BEGIN Exercise material
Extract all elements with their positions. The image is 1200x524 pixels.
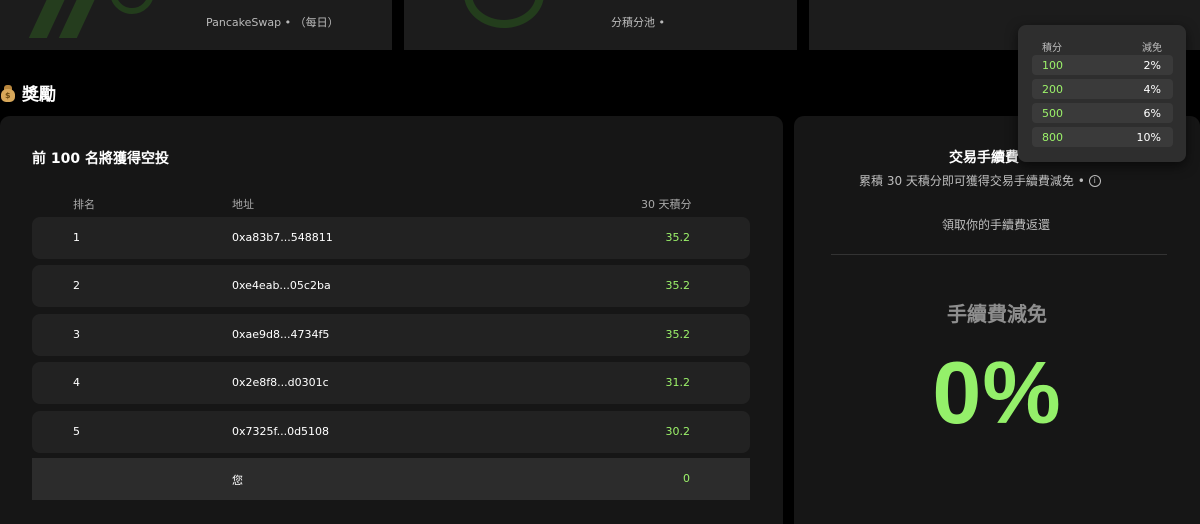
rank-cell: 3 — [73, 328, 80, 341]
claim-fee-rebate-link[interactable]: 領取你的手續費返還 — [942, 216, 1050, 233]
address-cell: 0x7325f...0d5108 — [232, 425, 330, 438]
tier-rebate: 2% — [1143, 59, 1161, 72]
header-address: 地址 — [232, 198, 254, 211]
points-cell: 31.2 — [665, 376, 691, 389]
tier-row: 800 10% — [1032, 127, 1173, 147]
discount-label: 手續費減免 — [947, 302, 1047, 326]
decorative-ring — [464, 0, 544, 28]
rewards-heading: $ 獎勵 — [0, 80, 56, 105]
header-rank: 排名 — [73, 198, 95, 211]
top-card-points-pool: 分積分池 • — [404, 0, 797, 50]
table-row: 5 0x7325f...0d5108 30.2 — [32, 411, 750, 453]
money-bag-icon: $ — [0, 84, 16, 102]
divider — [831, 254, 1167, 255]
rebate-tier-tooltip: 積分 減免 100 2% 200 4% 500 6% 800 10% — [1018, 25, 1186, 162]
tier-row: 100 2% — [1032, 55, 1173, 75]
top-card-pancakeswap: PancakeSwap • （每日） — [0, 0, 392, 50]
tier-points: 800 — [1042, 131, 1063, 144]
address-cell: 0xe4eab...05c2ba — [232, 279, 331, 292]
rank-cell: 2 — [73, 279, 80, 292]
my-rank-row: 您 0 — [32, 458, 750, 500]
tier-rebate: 10% — [1136, 131, 1161, 144]
rewards-title: 獎勵 — [22, 85, 56, 105]
table-row: 2 0xe4eab...05c2ba 35.2 — [32, 265, 750, 307]
address-cell: 0xa83b7...548811 — [232, 231, 333, 244]
tier-points: 100 — [1042, 59, 1063, 72]
fee-description: 累積 30 天積分即可獲得交易手續費減免 • i — [859, 172, 1101, 189]
header-points: 30 天積分 — [641, 198, 692, 211]
decorative-ring — [110, 0, 154, 14]
card-subtitle: 分積分池 • — [611, 16, 665, 29]
table-row: 1 0xa83b7...548811 35.2 — [32, 217, 750, 259]
tier-points: 200 — [1042, 83, 1063, 96]
decorative-stripe — [58, 0, 100, 38]
leaderboard-title: 前 100 名將獲得空投 — [32, 151, 169, 167]
tier-rebate: 6% — [1143, 107, 1161, 120]
points-cell: 30.2 — [665, 425, 691, 438]
tier-row: 200 4% — [1032, 79, 1173, 99]
tier-points: 500 — [1042, 107, 1063, 120]
info-icon[interactable]: i — [1088, 174, 1101, 187]
table-row: 3 0xae9d8...4734f5 35.2 — [32, 314, 750, 356]
points-cell: 35.2 — [665, 231, 691, 244]
address-cell: 0x2e8f8...d0301c — [232, 376, 329, 389]
table-row: 4 0x2e8f8...d0301c 31.2 — [32, 362, 750, 404]
rank-cell: 1 — [73, 231, 80, 244]
rank-cell: 4 — [73, 376, 80, 389]
leaderboard-panel: 前 100 名將獲得空投 排名 地址 30 天積分 1 0xa83b7...54… — [0, 116, 783, 524]
discount-value: 0% — [932, 343, 1062, 442]
points-cell: 0 — [683, 472, 690, 485]
tooltip-header-rebate: 減免 — [1142, 43, 1162, 54]
tier-row: 500 6% — [1032, 103, 1173, 123]
tooltip-header-points: 積分 — [1042, 43, 1062, 54]
card-subtitle: PancakeSwap • （每日） — [206, 16, 339, 29]
address-cell: 您 — [232, 474, 243, 487]
fee-discount-panel: 交易手續費 累積 30 天積分即可獲得交易手續費減免 • i 領取你的手續費返還… — [794, 116, 1200, 524]
address-cell: 0xae9d8...4734f5 — [232, 328, 330, 341]
points-cell: 35.2 — [665, 328, 691, 341]
rank-cell: 5 — [73, 425, 80, 438]
tier-rebate: 4% — [1143, 83, 1161, 96]
points-cell: 35.2 — [665, 279, 691, 292]
fee-panel-title: 交易手續費 — [949, 150, 1019, 166]
fee-description-text: 累積 30 天積分即可獲得交易手續費減免 • — [859, 174, 1085, 188]
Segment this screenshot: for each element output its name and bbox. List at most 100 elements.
END Exercise material
Write out the material again with every "tier-rebate" switched to "tier-discount", changing nothing else. Leave the pictures out.

Extract all elements with their positions. The image is 1200x524 pixels.
rank-cell: 3 — [73, 328, 80, 341]
claim-fee-rebate-link[interactable]: 領取你的手續費返還 — [942, 216, 1050, 233]
address-cell: 0x7325f...0d5108 — [232, 425, 330, 438]
tier-discount: 2% — [1143, 59, 1161, 72]
header-address: 地址 — [232, 198, 254, 211]
points-cell: 31.2 — [665, 376, 691, 389]
tier-row: 800 10% — [1032, 127, 1173, 147]
discount-label: 手續費減免 — [947, 302, 1047, 326]
decorative-ring — [464, 0, 544, 28]
rewards-heading: $ 獎勵 — [0, 80, 56, 105]
header-rank: 排名 — [73, 198, 95, 211]
top-card-points-pool: 分積分池 • — [404, 0, 797, 50]
table-row: 5 0x7325f...0d5108 30.2 — [32, 411, 750, 453]
money-bag-icon: $ — [0, 84, 16, 102]
divider — [831, 254, 1167, 255]
rebate-tier-tooltip: 積分 減免 100 2% 200 4% 500 6% 800 10% — [1018, 25, 1186, 162]
tier-row: 100 2% — [1032, 55, 1173, 75]
top-card-pancakeswap: PancakeSwap • （每日） — [0, 0, 392, 50]
tier-points: 800 — [1042, 131, 1063, 144]
address-cell: 0xe4eab...05c2ba — [232, 279, 331, 292]
rank-cell: 2 — [73, 279, 80, 292]
my-rank-row: 您 0 — [32, 458, 750, 500]
tier-discount: 10% — [1136, 131, 1161, 144]
rewards-title: 獎勵 — [22, 85, 56, 105]
table-row: 2 0xe4eab...05c2ba 35.2 — [32, 265, 750, 307]
address-cell: 0xa83b7...548811 — [232, 231, 333, 244]
tier-points: 100 — [1042, 59, 1063, 72]
fee-description: 累積 30 天積分即可獲得交易手續費減免 • i — [859, 172, 1101, 189]
header-points: 30 天積分 — [641, 198, 692, 211]
decorative-ring — [110, 0, 154, 14]
card-subtitle: 分積分池 • — [611, 16, 665, 29]
table-row: 1 0xa83b7...548811 35.2 — [32, 217, 750, 259]
tier-points: 200 — [1042, 83, 1063, 96]
decorative-stripe — [58, 0, 100, 38]
leaderboard-title: 前 100 名將獲得空投 — [32, 151, 169, 167]
tier-discount: 6% — [1143, 107, 1161, 120]
points-cell: 30.2 — [665, 425, 691, 438]
tier-row: 200 4% — [1032, 79, 1173, 99]
tier-points: 500 — [1042, 107, 1063, 120]
info-icon[interactable]: i — [1088, 174, 1101, 187]
table-row: 3 0xae9d8...4734f5 35.2 — [32, 314, 750, 356]
points-cell: 35.2 — [665, 231, 691, 244]
address-cell: 0x2e8f8...d0301c — [232, 376, 329, 389]
table-row: 4 0x2e8f8...d0301c 31.2 — [32, 362, 750, 404]
rank-cell: 1 — [73, 231, 80, 244]
rank-cell: 4 — [73, 376, 80, 389]
leaderboard-panel: 前 100 名將獲得空投 排名 地址 30 天積分 1 0xa83b7...54… — [0, 116, 783, 524]
discount-value: 0% — [932, 343, 1062, 442]
points-cell: 0 — [683, 472, 690, 485]
tooltip-header-rebate: 減免 — [1142, 43, 1162, 54]
tier-row: 500 6% — [1032, 103, 1173, 123]
tooltip-header-points: 積分 — [1042, 43, 1062, 54]
card-subtitle: PancakeSwap • （每日） — [206, 16, 339, 29]
address-cell: 您 — [232, 474, 243, 487]
fee-discount-panel: 交易手續費 累積 30 天積分即可獲得交易手續費減免 • i 領取你的手續費返還… — [794, 116, 1200, 524]
address-cell: 0xae9d8...4734f5 — [232, 328, 330, 341]
points-cell: 35.2 — [665, 328, 691, 341]
rank-cell: 5 — [73, 425, 80, 438]
tier-discount: 4% — [1143, 83, 1161, 96]
points-cell: 35.2 — [665, 279, 691, 292]
fee-panel-title: 交易手續費 — [949, 150, 1019, 166]
fee-description-text: 累積 30 天積分即可獲得交易手續費減免 • — [859, 174, 1085, 188]
Segment this screenshot: for each element output its name and bbox. List at most 100 elements.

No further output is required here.